- [Aim]: Transcribe all the records exactly and omit any images they hold.

━━ Information shown

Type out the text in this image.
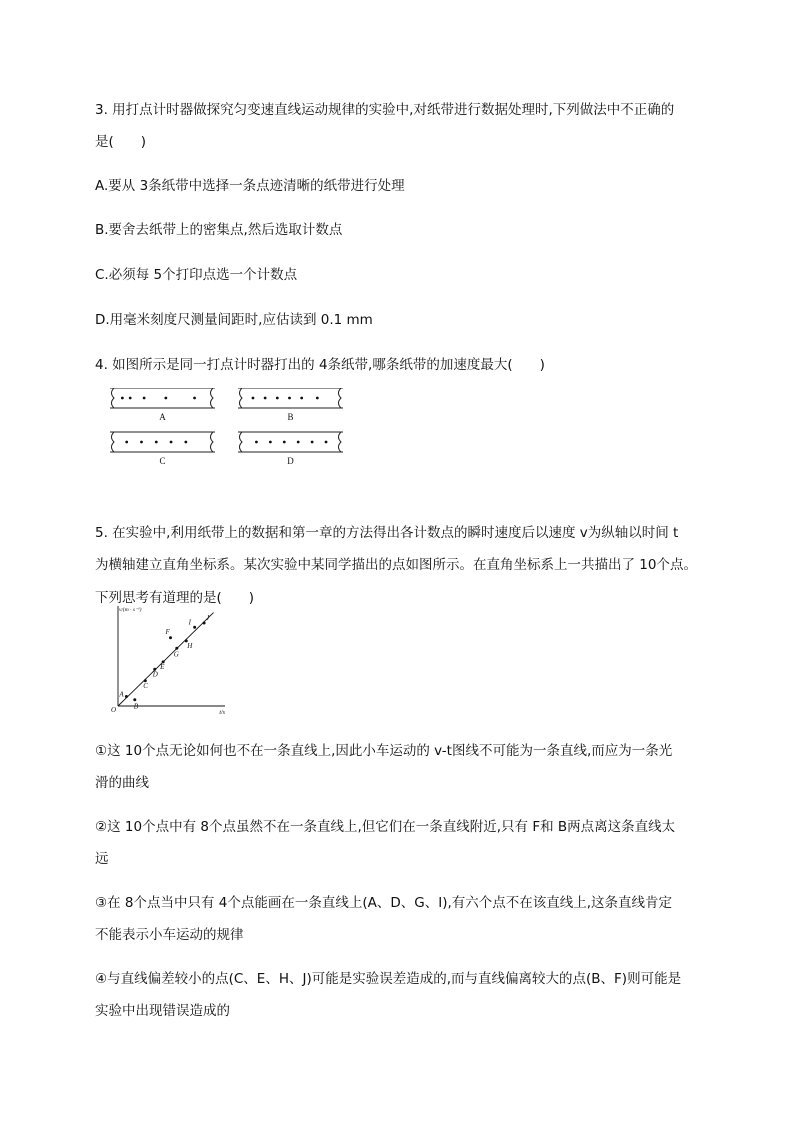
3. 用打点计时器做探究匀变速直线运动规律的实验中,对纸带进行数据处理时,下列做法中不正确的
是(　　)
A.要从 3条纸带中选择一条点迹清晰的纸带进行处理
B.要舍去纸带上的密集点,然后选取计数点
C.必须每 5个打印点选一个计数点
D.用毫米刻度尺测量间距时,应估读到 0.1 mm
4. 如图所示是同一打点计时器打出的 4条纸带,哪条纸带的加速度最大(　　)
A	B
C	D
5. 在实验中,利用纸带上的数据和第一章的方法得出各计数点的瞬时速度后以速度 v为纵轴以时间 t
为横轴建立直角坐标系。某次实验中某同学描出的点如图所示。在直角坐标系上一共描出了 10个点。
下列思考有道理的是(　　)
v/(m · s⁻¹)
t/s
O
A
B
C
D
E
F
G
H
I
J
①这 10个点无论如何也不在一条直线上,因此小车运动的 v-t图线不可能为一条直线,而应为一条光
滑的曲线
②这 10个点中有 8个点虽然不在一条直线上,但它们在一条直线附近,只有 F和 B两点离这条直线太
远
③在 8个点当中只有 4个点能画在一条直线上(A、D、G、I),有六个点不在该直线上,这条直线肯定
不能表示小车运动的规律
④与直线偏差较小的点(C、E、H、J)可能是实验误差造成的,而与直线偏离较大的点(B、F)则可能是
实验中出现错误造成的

━━━━

- [Result for this exercise]:
Type out the text in this image.
3. 用打点计时器做探究匀变速直线运动规律的实验中,对纸带进行数据处理时,下列做法中不正确的
是(　　)
A.要从 3条纸带中选择一条点迹清晰的纸带进行处理
B.要舍去纸带上的密集点,然后选取计数点
C.必须每 5个打印点选一个计数点
D.用毫米刻度尺测量间距时,应估读到 0.1 mm
4. 如图所示是同一打点计时器打出的 4条纸带,哪条纸带的加速度最大(　　)
A	B
C	D
5. 在实验中,利用纸带上的数据和第一章的方法得出各计数点的瞬时速度后以速度 v为纵轴以时间 t
为横轴建立直角坐标系。某次实验中某同学描出的点如图所示。在直角坐标系上一共描出了 10个点。
下列思考有道理的是(　　)
v/(m · s⁻¹)
t/s
O
A
B
C
D
E
F
G
H
I
J
①这 10个点无论如何也不在一条直线上,因此小车运动的 v-t图线不可能为一条直线,而应为一条光
滑的曲线
②这 10个点中有 8个点虽然不在一条直线上,但它们在一条直线附近,只有 F和 B两点离这条直线太
远
③在 8个点当中只有 4个点能画在一条直线上(A、D、G、I),有六个点不在该直线上,这条直线肯定
不能表示小车运动的规律
④与直线偏差较小的点(C、E、H、J)可能是实验误差造成的,而与直线偏离较大的点(B、F)则可能是
实验中出现错误造成的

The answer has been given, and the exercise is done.